DIRECTIONS :: Don't copy the pictures; return every other part of the records exactly.

PROVIDED INFORMATION ::
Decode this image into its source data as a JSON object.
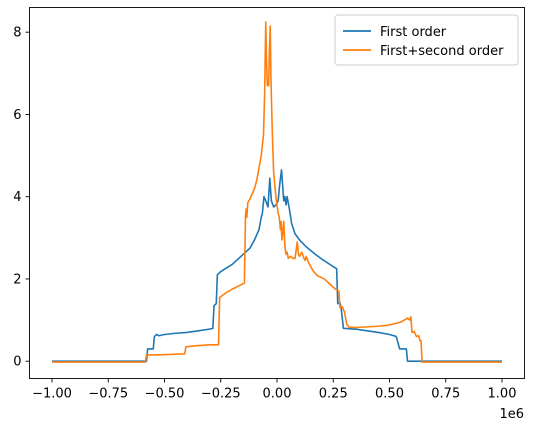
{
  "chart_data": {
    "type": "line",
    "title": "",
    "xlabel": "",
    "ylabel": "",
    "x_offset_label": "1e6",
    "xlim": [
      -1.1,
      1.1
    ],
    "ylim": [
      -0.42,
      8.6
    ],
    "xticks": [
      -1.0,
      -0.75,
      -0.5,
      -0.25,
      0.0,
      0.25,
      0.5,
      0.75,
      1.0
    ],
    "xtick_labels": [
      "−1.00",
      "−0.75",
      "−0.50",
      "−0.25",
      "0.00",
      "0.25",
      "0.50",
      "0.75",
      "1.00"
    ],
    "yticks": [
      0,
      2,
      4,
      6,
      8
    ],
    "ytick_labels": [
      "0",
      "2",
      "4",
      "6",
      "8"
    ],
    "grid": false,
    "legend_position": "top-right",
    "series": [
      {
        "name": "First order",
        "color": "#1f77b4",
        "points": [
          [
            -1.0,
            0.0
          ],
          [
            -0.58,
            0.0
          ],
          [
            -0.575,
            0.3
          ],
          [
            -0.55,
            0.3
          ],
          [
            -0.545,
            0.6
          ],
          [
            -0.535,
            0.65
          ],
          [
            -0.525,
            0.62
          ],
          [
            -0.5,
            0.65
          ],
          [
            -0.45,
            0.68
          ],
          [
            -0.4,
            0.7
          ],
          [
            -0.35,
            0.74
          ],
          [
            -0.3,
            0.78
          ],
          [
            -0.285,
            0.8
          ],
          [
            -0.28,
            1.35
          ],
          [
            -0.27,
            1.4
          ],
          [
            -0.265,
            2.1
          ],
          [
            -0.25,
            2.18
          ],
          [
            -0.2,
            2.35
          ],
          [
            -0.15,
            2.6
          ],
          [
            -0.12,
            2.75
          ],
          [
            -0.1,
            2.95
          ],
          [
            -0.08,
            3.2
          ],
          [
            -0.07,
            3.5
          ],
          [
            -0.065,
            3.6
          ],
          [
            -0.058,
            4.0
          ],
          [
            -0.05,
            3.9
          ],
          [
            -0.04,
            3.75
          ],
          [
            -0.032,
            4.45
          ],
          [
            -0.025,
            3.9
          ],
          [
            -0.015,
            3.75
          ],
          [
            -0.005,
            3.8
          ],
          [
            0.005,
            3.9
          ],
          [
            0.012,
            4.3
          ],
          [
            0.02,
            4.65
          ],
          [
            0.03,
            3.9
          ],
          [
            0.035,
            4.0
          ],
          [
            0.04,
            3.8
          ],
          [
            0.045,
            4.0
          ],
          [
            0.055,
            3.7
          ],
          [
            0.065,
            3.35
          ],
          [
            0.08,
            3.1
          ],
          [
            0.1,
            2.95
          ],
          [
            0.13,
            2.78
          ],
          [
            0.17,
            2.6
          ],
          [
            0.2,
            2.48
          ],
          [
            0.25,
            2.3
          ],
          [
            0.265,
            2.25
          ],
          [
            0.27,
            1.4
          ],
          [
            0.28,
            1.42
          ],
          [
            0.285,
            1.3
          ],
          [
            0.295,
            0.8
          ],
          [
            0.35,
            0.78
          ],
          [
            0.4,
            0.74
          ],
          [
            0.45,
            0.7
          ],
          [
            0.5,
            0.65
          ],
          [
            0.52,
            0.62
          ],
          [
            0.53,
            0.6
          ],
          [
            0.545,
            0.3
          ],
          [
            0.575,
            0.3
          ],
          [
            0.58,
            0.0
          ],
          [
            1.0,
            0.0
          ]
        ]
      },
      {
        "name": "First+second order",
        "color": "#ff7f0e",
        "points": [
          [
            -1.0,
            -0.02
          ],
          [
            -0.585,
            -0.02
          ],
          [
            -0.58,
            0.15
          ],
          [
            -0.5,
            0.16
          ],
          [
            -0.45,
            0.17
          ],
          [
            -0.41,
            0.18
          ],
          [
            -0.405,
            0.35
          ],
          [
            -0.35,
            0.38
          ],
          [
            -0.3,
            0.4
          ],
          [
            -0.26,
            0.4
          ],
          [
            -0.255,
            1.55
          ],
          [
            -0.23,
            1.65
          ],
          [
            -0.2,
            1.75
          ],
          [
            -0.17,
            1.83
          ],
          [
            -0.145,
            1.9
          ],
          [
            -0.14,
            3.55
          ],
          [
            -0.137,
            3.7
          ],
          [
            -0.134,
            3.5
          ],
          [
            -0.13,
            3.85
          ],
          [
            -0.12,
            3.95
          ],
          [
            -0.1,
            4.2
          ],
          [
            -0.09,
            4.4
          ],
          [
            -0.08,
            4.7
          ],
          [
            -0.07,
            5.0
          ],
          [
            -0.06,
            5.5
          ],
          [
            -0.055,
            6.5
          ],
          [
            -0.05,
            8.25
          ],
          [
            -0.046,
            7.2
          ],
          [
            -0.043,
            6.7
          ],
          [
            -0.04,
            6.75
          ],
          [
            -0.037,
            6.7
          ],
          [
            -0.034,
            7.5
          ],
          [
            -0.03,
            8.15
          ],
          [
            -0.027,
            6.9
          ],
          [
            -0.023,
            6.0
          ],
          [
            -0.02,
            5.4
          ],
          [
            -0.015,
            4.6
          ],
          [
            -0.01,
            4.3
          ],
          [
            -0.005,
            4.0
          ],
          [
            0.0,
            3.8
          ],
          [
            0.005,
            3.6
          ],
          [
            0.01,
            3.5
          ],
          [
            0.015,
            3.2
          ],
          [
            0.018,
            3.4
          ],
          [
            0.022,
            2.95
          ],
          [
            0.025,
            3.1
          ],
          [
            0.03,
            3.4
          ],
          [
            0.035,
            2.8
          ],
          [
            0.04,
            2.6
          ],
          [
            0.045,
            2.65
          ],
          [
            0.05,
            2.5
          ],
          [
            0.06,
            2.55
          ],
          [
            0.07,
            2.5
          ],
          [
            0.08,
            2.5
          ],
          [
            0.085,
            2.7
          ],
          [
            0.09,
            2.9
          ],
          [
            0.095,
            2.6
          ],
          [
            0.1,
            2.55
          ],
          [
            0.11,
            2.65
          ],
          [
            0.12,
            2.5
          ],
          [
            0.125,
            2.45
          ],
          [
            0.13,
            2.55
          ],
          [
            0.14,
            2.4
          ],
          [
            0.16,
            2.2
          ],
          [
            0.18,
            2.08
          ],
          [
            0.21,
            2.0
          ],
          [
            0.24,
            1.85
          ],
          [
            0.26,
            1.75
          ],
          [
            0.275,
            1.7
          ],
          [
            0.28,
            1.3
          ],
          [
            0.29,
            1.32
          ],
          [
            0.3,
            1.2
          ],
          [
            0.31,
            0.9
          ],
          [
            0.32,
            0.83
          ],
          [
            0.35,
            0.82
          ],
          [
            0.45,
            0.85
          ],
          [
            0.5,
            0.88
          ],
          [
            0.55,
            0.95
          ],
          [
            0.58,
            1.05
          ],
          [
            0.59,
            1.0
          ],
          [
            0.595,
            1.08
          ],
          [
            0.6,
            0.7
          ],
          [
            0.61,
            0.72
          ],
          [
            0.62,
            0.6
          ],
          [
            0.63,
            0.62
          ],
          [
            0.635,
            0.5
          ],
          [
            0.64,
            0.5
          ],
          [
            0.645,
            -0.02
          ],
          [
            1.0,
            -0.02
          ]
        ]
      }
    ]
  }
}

COMPLETED EXERCISE ::
Decode this image into its source data as a JSON object.
{
  "chart_data": {
    "type": "line",
    "title": "",
    "xlabel": "",
    "ylabel": "",
    "x_offset_label": "1e6",
    "xlim": [
      -1.1,
      1.1
    ],
    "ylim": [
      -0.42,
      8.6
    ],
    "xticks": [
      -1.0,
      -0.75,
      -0.5,
      -0.25,
      0.0,
      0.25,
      0.5,
      0.75,
      1.0
    ],
    "xtick_labels": [
      "−1.00",
      "−0.75",
      "−0.50",
      "−0.25",
      "0.00",
      "0.25",
      "0.50",
      "0.75",
      "1.00"
    ],
    "yticks": [
      0,
      2,
      4,
      6,
      8
    ],
    "ytick_labels": [
      "0",
      "2",
      "4",
      "6",
      "8"
    ],
    "grid": false,
    "legend_position": "top-right",
    "series": [
      {
        "name": "First order",
        "color": "#1f77b4",
        "points": [
          [
            -1.0,
            0.0
          ],
          [
            -0.58,
            0.0
          ],
          [
            -0.575,
            0.3
          ],
          [
            -0.55,
            0.3
          ],
          [
            -0.545,
            0.6
          ],
          [
            -0.535,
            0.65
          ],
          [
            -0.525,
            0.62
          ],
          [
            -0.5,
            0.65
          ],
          [
            -0.45,
            0.68
          ],
          [
            -0.4,
            0.7
          ],
          [
            -0.35,
            0.74
          ],
          [
            -0.3,
            0.78
          ],
          [
            -0.285,
            0.8
          ],
          [
            -0.28,
            1.35
          ],
          [
            -0.27,
            1.4
          ],
          [
            -0.265,
            2.1
          ],
          [
            -0.25,
            2.18
          ],
          [
            -0.2,
            2.35
          ],
          [
            -0.15,
            2.6
          ],
          [
            -0.12,
            2.75
          ],
          [
            -0.1,
            2.95
          ],
          [
            -0.08,
            3.2
          ],
          [
            -0.07,
            3.5
          ],
          [
            -0.065,
            3.6
          ],
          [
            -0.058,
            4.0
          ],
          [
            -0.05,
            3.9
          ],
          [
            -0.04,
            3.75
          ],
          [
            -0.032,
            4.45
          ],
          [
            -0.025,
            3.9
          ],
          [
            -0.015,
            3.75
          ],
          [
            -0.005,
            3.8
          ],
          [
            0.005,
            3.9
          ],
          [
            0.012,
            4.3
          ],
          [
            0.02,
            4.65
          ],
          [
            0.03,
            3.9
          ],
          [
            0.035,
            4.0
          ],
          [
            0.04,
            3.8
          ],
          [
            0.045,
            4.0
          ],
          [
            0.055,
            3.7
          ],
          [
            0.065,
            3.35
          ],
          [
            0.08,
            3.1
          ],
          [
            0.1,
            2.95
          ],
          [
            0.13,
            2.78
          ],
          [
            0.17,
            2.6
          ],
          [
            0.2,
            2.48
          ],
          [
            0.25,
            2.3
          ],
          [
            0.265,
            2.25
          ],
          [
            0.27,
            1.4
          ],
          [
            0.28,
            1.42
          ],
          [
            0.285,
            1.3
          ],
          [
            0.295,
            0.8
          ],
          [
            0.35,
            0.78
          ],
          [
            0.4,
            0.74
          ],
          [
            0.45,
            0.7
          ],
          [
            0.5,
            0.65
          ],
          [
            0.52,
            0.62
          ],
          [
            0.53,
            0.6
          ],
          [
            0.545,
            0.3
          ],
          [
            0.575,
            0.3
          ],
          [
            0.58,
            0.0
          ],
          [
            1.0,
            0.0
          ]
        ]
      },
      {
        "name": "First+second order",
        "color": "#ff7f0e",
        "points": [
          [
            -1.0,
            -0.02
          ],
          [
            -0.585,
            -0.02
          ],
          [
            -0.58,
            0.15
          ],
          [
            -0.5,
            0.16
          ],
          [
            -0.45,
            0.17
          ],
          [
            -0.41,
            0.18
          ],
          [
            -0.405,
            0.35
          ],
          [
            -0.35,
            0.38
          ],
          [
            -0.3,
            0.4
          ],
          [
            -0.26,
            0.4
          ],
          [
            -0.255,
            1.55
          ],
          [
            -0.23,
            1.65
          ],
          [
            -0.2,
            1.75
          ],
          [
            -0.17,
            1.83
          ],
          [
            -0.145,
            1.9
          ],
          [
            -0.14,
            3.55
          ],
          [
            -0.137,
            3.7
          ],
          [
            -0.134,
            3.5
          ],
          [
            -0.13,
            3.85
          ],
          [
            -0.12,
            3.95
          ],
          [
            -0.1,
            4.2
          ],
          [
            -0.09,
            4.4
          ],
          [
            -0.08,
            4.7
          ],
          [
            -0.07,
            5.0
          ],
          [
            -0.06,
            5.5
          ],
          [
            -0.055,
            6.5
          ],
          [
            -0.05,
            8.25
          ],
          [
            -0.046,
            7.2
          ],
          [
            -0.043,
            6.7
          ],
          [
            -0.04,
            6.75
          ],
          [
            -0.037,
            6.7
          ],
          [
            -0.034,
            7.5
          ],
          [
            -0.03,
            8.15
          ],
          [
            -0.027,
            6.9
          ],
          [
            -0.023,
            6.0
          ],
          [
            -0.02,
            5.4
          ],
          [
            -0.015,
            4.6
          ],
          [
            -0.01,
            4.3
          ],
          [
            -0.005,
            4.0
          ],
          [
            0.0,
            3.8
          ],
          [
            0.005,
            3.6
          ],
          [
            0.01,
            3.5
          ],
          [
            0.015,
            3.2
          ],
          [
            0.018,
            3.4
          ],
          [
            0.022,
            2.95
          ],
          [
            0.025,
            3.1
          ],
          [
            0.03,
            3.4
          ],
          [
            0.035,
            2.8
          ],
          [
            0.04,
            2.6
          ],
          [
            0.045,
            2.65
          ],
          [
            0.05,
            2.5
          ],
          [
            0.06,
            2.55
          ],
          [
            0.07,
            2.5
          ],
          [
            0.08,
            2.5
          ],
          [
            0.085,
            2.7
          ],
          [
            0.09,
            2.9
          ],
          [
            0.095,
            2.6
          ],
          [
            0.1,
            2.55
          ],
          [
            0.11,
            2.65
          ],
          [
            0.12,
            2.5
          ],
          [
            0.125,
            2.45
          ],
          [
            0.13,
            2.55
          ],
          [
            0.14,
            2.4
          ],
          [
            0.16,
            2.2
          ],
          [
            0.18,
            2.08
          ],
          [
            0.21,
            2.0
          ],
          [
            0.24,
            1.85
          ],
          [
            0.26,
            1.75
          ],
          [
            0.275,
            1.7
          ],
          [
            0.28,
            1.3
          ],
          [
            0.29,
            1.32
          ],
          [
            0.3,
            1.2
          ],
          [
            0.31,
            0.9
          ],
          [
            0.32,
            0.83
          ],
          [
            0.35,
            0.82
          ],
          [
            0.45,
            0.85
          ],
          [
            0.5,
            0.88
          ],
          [
            0.55,
            0.95
          ],
          [
            0.58,
            1.05
          ],
          [
            0.59,
            1.0
          ],
          [
            0.595,
            1.08
          ],
          [
            0.6,
            0.7
          ],
          [
            0.61,
            0.72
          ],
          [
            0.62,
            0.6
          ],
          [
            0.63,
            0.62
          ],
          [
            0.635,
            0.5
          ],
          [
            0.64,
            0.5
          ],
          [
            0.645,
            -0.02
          ],
          [
            1.0,
            -0.02
          ]
        ]
      }
    ]
  }
}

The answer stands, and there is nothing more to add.